#### Problem details
Please write out the material again, swapping "Bathrooms" for "Bedrooms" and leaving everything else unchanged.

Records taken from a collection
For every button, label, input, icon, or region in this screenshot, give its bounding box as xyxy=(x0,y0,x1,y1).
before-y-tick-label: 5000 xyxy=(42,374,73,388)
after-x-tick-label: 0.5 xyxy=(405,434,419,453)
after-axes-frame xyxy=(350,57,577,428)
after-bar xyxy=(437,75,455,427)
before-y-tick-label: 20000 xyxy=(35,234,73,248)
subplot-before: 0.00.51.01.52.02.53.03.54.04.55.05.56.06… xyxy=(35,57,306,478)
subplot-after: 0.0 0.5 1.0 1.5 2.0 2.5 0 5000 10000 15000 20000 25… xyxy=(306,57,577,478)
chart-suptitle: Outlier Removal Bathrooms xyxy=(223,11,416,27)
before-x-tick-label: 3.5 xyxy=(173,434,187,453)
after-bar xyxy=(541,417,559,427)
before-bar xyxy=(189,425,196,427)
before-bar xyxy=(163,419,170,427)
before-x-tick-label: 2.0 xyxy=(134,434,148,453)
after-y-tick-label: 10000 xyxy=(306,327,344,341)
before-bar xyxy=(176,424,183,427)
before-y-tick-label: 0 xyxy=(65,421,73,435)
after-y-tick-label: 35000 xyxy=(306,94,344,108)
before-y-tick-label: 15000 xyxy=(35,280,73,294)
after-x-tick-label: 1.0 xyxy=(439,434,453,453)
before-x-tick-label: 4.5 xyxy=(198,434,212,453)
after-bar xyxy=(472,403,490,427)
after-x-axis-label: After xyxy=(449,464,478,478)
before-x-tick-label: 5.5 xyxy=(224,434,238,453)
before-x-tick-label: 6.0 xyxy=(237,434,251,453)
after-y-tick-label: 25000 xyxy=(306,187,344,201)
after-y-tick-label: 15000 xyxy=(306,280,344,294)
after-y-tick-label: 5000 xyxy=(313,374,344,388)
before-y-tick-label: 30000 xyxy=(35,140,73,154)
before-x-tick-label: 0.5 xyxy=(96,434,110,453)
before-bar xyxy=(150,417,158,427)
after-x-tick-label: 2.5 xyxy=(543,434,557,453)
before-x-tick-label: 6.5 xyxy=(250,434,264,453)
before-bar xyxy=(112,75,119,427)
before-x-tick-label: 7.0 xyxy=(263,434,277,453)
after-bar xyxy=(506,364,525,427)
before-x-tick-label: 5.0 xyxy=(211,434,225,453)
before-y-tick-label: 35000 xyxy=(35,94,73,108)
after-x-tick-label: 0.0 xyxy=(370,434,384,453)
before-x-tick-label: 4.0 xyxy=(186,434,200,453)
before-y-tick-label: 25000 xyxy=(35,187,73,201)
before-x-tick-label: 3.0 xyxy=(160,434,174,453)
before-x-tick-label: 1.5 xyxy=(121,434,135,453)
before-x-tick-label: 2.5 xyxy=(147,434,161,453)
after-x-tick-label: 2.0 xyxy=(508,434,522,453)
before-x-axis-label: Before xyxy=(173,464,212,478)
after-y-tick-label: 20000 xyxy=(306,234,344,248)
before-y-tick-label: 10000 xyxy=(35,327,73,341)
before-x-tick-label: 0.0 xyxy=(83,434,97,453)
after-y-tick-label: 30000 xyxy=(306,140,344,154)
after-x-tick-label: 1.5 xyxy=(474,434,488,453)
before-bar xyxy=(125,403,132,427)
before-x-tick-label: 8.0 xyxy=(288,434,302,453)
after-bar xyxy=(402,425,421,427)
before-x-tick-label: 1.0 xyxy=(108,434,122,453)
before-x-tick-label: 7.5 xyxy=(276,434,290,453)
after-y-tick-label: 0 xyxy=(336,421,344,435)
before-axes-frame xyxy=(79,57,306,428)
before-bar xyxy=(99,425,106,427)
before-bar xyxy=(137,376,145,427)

#### Expected output
For every button, label, input, icon, or region in this screenshot, give its bounding box as xyxy=(x0,y0,x1,y1).
before-y-tick-label: 5000 xyxy=(42,374,73,388)
after-x-tick-label: 0.5 xyxy=(405,434,419,453)
after-axes-frame xyxy=(350,57,577,428)
after-bar xyxy=(437,75,455,427)
before-y-tick-label: 20000 xyxy=(35,234,73,248)
subplot-before: 0.00.51.01.52.02.53.03.54.04.55.05.56.06… xyxy=(35,57,306,478)
subplot-after: 0.0 0.5 1.0 1.5 2.0 2.5 0 5000 10000 15000 20000 25… xyxy=(306,57,577,478)
chart-suptitle: Outlier Removal Bedrooms xyxy=(223,11,416,27)
before-x-tick-label: 3.5 xyxy=(173,434,187,453)
after-bar xyxy=(541,417,559,427)
before-bar xyxy=(189,425,196,427)
before-bar xyxy=(163,419,170,427)
before-x-tick-label: 2.0 xyxy=(134,434,148,453)
after-y-tick-label: 10000 xyxy=(306,327,344,341)
before-bar xyxy=(176,424,183,427)
before-y-tick-label: 0 xyxy=(65,421,73,435)
after-y-tick-label: 35000 xyxy=(306,94,344,108)
before-y-tick-label: 15000 xyxy=(35,280,73,294)
after-x-tick-label: 1.0 xyxy=(439,434,453,453)
before-x-tick-label: 4.5 xyxy=(198,434,212,453)
after-bar xyxy=(472,403,490,427)
after-x-axis-label: After xyxy=(449,464,478,478)
before-x-tick-label: 5.5 xyxy=(224,434,238,453)
before-x-tick-label: 6.0 xyxy=(237,434,251,453)
after-y-tick-label: 25000 xyxy=(306,187,344,201)
after-y-tick-label: 15000 xyxy=(306,280,344,294)
after-y-tick-label: 5000 xyxy=(313,374,344,388)
before-y-tick-label: 30000 xyxy=(35,140,73,154)
before-x-tick-label: 0.5 xyxy=(96,434,110,453)
before-bar xyxy=(150,417,158,427)
after-x-tick-label: 2.5 xyxy=(543,434,557,453)
before-x-tick-label: 6.5 xyxy=(250,434,264,453)
before-bar xyxy=(112,75,119,427)
before-x-tick-label: 7.0 xyxy=(263,434,277,453)
after-bar xyxy=(506,364,525,427)
before-x-tick-label: 5.0 xyxy=(211,434,225,453)
before-y-tick-label: 35000 xyxy=(35,94,73,108)
after-x-tick-label: 0.0 xyxy=(370,434,384,453)
before-x-tick-label: 4.0 xyxy=(186,434,200,453)
before-y-tick-label: 25000 xyxy=(35,187,73,201)
before-x-tick-label: 3.0 xyxy=(160,434,174,453)
before-x-tick-label: 1.5 xyxy=(121,434,135,453)
before-x-tick-label: 2.5 xyxy=(147,434,161,453)
after-x-tick-label: 2.0 xyxy=(508,434,522,453)
before-x-axis-label: Before xyxy=(173,464,212,478)
after-y-tick-label: 20000 xyxy=(306,234,344,248)
before-y-tick-label: 10000 xyxy=(35,327,73,341)
before-x-tick-label: 0.0 xyxy=(83,434,97,453)
after-y-tick-label: 30000 xyxy=(306,140,344,154)
after-x-tick-label: 1.5 xyxy=(474,434,488,453)
before-bar xyxy=(125,403,132,427)
before-x-tick-label: 8.0 xyxy=(288,434,302,453)
after-bar xyxy=(402,425,421,427)
before-x-tick-label: 1.0 xyxy=(108,434,122,453)
before-x-tick-label: 7.5 xyxy=(276,434,290,453)
after-y-tick-label: 0 xyxy=(336,421,344,435)
before-axes-frame xyxy=(79,57,306,428)
before-bar xyxy=(99,425,106,427)
before-bar xyxy=(137,376,145,427)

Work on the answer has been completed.